**Set problem:**
Output all lines exactly.
◆ ◆ ◆ ◆ ◆
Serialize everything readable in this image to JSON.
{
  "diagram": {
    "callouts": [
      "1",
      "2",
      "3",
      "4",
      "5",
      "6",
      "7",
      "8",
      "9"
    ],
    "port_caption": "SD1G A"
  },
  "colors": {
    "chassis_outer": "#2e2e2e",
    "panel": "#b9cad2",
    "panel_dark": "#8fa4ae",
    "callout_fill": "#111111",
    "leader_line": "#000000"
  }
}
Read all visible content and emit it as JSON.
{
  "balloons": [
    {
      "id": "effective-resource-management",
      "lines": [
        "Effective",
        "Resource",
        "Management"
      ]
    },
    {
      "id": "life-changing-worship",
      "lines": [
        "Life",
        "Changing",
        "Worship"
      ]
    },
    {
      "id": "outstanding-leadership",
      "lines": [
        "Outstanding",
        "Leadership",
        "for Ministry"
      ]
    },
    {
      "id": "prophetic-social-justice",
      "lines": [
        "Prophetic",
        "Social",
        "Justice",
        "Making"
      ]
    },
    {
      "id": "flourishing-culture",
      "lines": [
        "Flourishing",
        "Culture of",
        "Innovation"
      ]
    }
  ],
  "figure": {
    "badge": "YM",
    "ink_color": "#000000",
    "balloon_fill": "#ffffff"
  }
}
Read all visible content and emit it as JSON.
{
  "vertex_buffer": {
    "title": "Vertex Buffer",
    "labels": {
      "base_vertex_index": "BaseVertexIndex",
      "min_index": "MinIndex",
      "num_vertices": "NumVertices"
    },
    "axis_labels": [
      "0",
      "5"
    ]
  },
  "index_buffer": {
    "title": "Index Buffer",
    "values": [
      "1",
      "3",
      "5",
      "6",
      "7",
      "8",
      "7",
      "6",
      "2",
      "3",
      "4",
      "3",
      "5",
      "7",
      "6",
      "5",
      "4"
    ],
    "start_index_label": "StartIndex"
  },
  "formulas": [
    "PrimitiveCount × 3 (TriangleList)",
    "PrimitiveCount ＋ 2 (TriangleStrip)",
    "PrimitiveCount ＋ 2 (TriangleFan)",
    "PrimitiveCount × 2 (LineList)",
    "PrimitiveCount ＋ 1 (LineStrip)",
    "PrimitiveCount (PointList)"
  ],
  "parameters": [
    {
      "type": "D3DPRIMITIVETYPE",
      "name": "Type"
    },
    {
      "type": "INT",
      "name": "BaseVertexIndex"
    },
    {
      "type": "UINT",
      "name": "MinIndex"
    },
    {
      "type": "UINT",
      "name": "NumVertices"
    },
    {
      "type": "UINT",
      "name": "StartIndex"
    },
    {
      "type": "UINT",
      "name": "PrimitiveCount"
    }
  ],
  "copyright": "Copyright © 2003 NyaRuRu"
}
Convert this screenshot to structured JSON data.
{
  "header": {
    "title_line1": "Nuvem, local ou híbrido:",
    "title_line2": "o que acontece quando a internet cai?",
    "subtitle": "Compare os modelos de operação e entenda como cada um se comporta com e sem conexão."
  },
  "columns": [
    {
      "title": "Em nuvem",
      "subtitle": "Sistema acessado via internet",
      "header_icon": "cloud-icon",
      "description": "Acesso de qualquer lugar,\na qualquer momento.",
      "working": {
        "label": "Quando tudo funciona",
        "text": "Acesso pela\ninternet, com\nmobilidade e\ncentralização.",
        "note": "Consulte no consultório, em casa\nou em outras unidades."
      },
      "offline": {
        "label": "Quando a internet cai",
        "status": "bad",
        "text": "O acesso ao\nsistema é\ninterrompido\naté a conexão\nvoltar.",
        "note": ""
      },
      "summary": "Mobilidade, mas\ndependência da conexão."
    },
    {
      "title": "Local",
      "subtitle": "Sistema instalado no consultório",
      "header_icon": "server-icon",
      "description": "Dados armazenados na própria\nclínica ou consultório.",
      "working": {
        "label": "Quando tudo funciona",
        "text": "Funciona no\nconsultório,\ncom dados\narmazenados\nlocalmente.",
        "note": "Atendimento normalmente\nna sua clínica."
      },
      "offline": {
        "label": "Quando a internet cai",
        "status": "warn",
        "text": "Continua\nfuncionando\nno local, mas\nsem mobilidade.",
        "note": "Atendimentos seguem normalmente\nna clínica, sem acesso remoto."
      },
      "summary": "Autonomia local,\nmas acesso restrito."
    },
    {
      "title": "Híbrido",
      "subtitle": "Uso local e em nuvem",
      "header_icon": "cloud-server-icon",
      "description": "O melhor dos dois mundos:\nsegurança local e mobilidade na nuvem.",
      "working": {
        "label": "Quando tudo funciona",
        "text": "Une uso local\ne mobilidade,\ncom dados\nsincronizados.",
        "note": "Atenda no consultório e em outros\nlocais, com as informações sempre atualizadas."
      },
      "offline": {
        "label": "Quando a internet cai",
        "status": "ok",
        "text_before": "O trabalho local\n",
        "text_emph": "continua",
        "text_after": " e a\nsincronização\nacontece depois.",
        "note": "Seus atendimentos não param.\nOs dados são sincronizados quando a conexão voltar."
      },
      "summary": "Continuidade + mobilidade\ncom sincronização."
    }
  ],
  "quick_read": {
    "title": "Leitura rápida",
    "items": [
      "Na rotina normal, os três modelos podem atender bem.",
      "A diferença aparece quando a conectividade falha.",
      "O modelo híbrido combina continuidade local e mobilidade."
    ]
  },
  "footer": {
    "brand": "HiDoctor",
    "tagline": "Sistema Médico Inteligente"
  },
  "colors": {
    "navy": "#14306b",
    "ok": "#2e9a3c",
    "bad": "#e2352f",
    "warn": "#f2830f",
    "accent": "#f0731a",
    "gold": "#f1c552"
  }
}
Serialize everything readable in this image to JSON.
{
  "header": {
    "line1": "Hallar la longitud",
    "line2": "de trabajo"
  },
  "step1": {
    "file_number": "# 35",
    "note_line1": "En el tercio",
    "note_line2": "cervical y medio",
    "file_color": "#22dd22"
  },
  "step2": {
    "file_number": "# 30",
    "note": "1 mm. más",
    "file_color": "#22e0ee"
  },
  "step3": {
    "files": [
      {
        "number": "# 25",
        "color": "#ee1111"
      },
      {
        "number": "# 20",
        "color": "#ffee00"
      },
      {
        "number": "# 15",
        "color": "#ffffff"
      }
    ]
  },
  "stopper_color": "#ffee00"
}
◆ ◆ ◆ ◆ ◆
**Full answer:**
Serialize everything readable in this image to JSON.
{
  "diagram": {
    "callouts": [
      "1",
      "2",
      "3",
      "4",
      "5",
      "6",
      "7",
      "8",
      "9"
    ],
    "port_caption": "SD1G A"
  },
  "colors": {
    "chassis_outer": "#2e2e2e",
    "panel": "#b9cad2",
    "panel_dark": "#8fa4ae",
    "callout_fill": "#111111",
    "leader_line": "#000000"
  }
}
Read all visible content and emit it as JSON.
{
  "balloons": [
    {
      "id": "effective-resource-management",
      "lines": [
        "Effective",
        "Resource",
        "Management"
      ]
    },
    {
      "id": "life-changing-worship",
      "lines": [
        "Life",
        "Changing",
        "Worship"
      ]
    },
    {
      "id": "outstanding-leadership",
      "lines": [
        "Outstanding",
        "Leadership",
        "for Ministry"
      ]
    },
    {
      "id": "prophetic-social-justice",
      "lines": [
        "Prophetic",
        "Social",
        "Justice",
        "Making"
      ]
    },
    {
      "id": "flourishing-culture",
      "lines": [
        "Flourishing",
        "Culture of",
        "Innovation"
      ]
    }
  ],
  "figure": {
    "badge": "YM",
    "ink_color": "#000000",
    "balloon_fill": "#ffffff"
  }
}
Read all visible content and emit it as JSON.
{
  "vertex_buffer": {
    "title": "Vertex Buffer",
    "labels": {
      "base_vertex_index": "BaseVertexIndex",
      "min_index": "MinIndex",
      "num_vertices": "NumVertices"
    },
    "axis_labels": [
      "0",
      "5"
    ]
  },
  "index_buffer": {
    "title": "Index Buffer",
    "values": [
      "1",
      "3",
      "5",
      "6",
      "7",
      "8",
      "7",
      "6",
      "2",
      "3",
      "4",
      "3",
      "5",
      "7",
      "6",
      "5",
      "4"
    ],
    "start_index_label": "StartIndex"
  },
  "formulas": [
    "PrimitiveCount × 3 (TriangleList)",
    "PrimitiveCount ＋ 2 (TriangleStrip)",
    "PrimitiveCount ＋ 2 (TriangleFan)",
    "PrimitiveCount × 2 (LineList)",
    "PrimitiveCount ＋ 1 (LineStrip)",
    "PrimitiveCount (PointList)"
  ],
  "parameters": [
    {
      "type": "D3DPRIMITIVETYPE",
      "name": "Type"
    },
    {
      "type": "INT",
      "name": "BaseVertexIndex"
    },
    {
      "type": "UINT",
      "name": "MinIndex"
    },
    {
      "type": "UINT",
      "name": "NumVertices"
    },
    {
      "type": "UINT",
      "name": "StartIndex"
    },
    {
      "type": "UINT",
      "name": "PrimitiveCount"
    }
  ],
  "copyright": "Copyright © 2003 NyaRuRu"
}
Convert this screenshot to structured JSON data.
{
  "header": {
    "title_line1": "Nuvem, local ou híbrido:",
    "title_line2": "o que acontece quando a internet cai?",
    "subtitle": "Compare os modelos de operação e entenda como cada um se comporta com e sem conexão."
  },
  "columns": [
    {
      "title": "Em nuvem",
      "subtitle": "Sistema acessado via internet",
      "header_icon": "cloud-icon",
      "description": "Acesso de qualquer lugar,\na qualquer momento.",
      "working": {
        "label": "Quando tudo funciona",
        "text": "Acesso pela\ninternet, com\nmobilidade e\ncentralização.",
        "note": "Consulte no consultório, em casa\nou em outras unidades."
      },
      "offline": {
        "label": "Quando a internet cai",
        "status": "bad",
        "text": "O acesso ao\nsistema é\ninterrompido\naté a conexão\nvoltar.",
        "note": ""
      },
      "summary": "Mobilidade, mas\ndependência da conexão."
    },
    {
      "title": "Local",
      "subtitle": "Sistema instalado no consultório",
      "header_icon": "server-icon",
      "description": "Dados armazenados na própria\nclínica ou consultório.",
      "working": {
        "label": "Quando tudo funciona",
        "text": "Funciona no\nconsultório,\ncom dados\narmazenados\nlocalmente.",
        "note": "Atendimento normalmente\nna sua clínica."
      },
      "offline": {
        "label": "Quando a internet cai",
        "status": "warn",
        "text": "Continua\nfuncionando\nno local, mas\nsem mobilidade.",
        "note": "Atendimentos seguem normalmente\nna clínica, sem acesso remoto."
      },
      "summary": "Autonomia local,\nmas acesso restrito."
    },
    {
      "title": "Híbrido",
      "subtitle": "Uso local e em nuvem",
      "header_icon": "cloud-server-icon",
      "description": "O melhor dos dois mundos:\nsegurança local e mobilidade na nuvem.",
      "working": {
        "label": "Quando tudo funciona",
        "text": "Une uso local\ne mobilidade,\ncom dados\nsincronizados.",
        "note": "Atenda no consultório e em outros\nlocais, com as informações sempre atualizadas."
      },
      "offline": {
        "label": "Quando a internet cai",
        "status": "ok",
        "text_before": "O trabalho local\n",
        "text_emph": "continua",
        "text_after": " e a\nsincronização\nacontece depois.",
        "note": "Seus atendimentos não param.\nOs dados são sincronizados quando a conexão voltar."
      },
      "summary": "Continuidade + mobilidade\ncom sincronização."
    }
  ],
  "quick_read": {
    "title": "Leitura rápida",
    "items": [
      "Na rotina normal, os três modelos podem atender bem.",
      "A diferença aparece quando a conectividade falha.",
      "O modelo híbrido combina continuidade local e mobilidade."
    ]
  },
  "footer": {
    "brand": "HiDoctor",
    "tagline": "Sistema Médico Inteligente"
  },
  "colors": {
    "navy": "#14306b",
    "ok": "#2e9a3c",
    "bad": "#e2352f",
    "warn": "#f2830f",
    "accent": "#f0731a",
    "gold": "#f1c552"
  }
}
Serialize everything readable in this image to JSON.
{
  "header": {
    "line1": "Hallar la longitud",
    "line2": "de trabajo"
  },
  "step1": {
    "file_number": "# 35",
    "note_line1": "En el tercio",
    "note_line2": "cervical y medio",
    "file_color": "#22dd22"
  },
  "step2": {
    "file_number": "# 30",
    "note": "1 mm. más",
    "file_color": "#22e0ee"
  },
  "step3": {
    "files": [
      {
        "number": "# 25",
        "color": "#ee1111"
      },
      {
        "number": "# 20",
        "color": "#ffee00"
      },
      {
        "number": "# 15",
        "color": "#ffffff"
      }
    ]
  },
  "stopper_color": "#ffee00"
}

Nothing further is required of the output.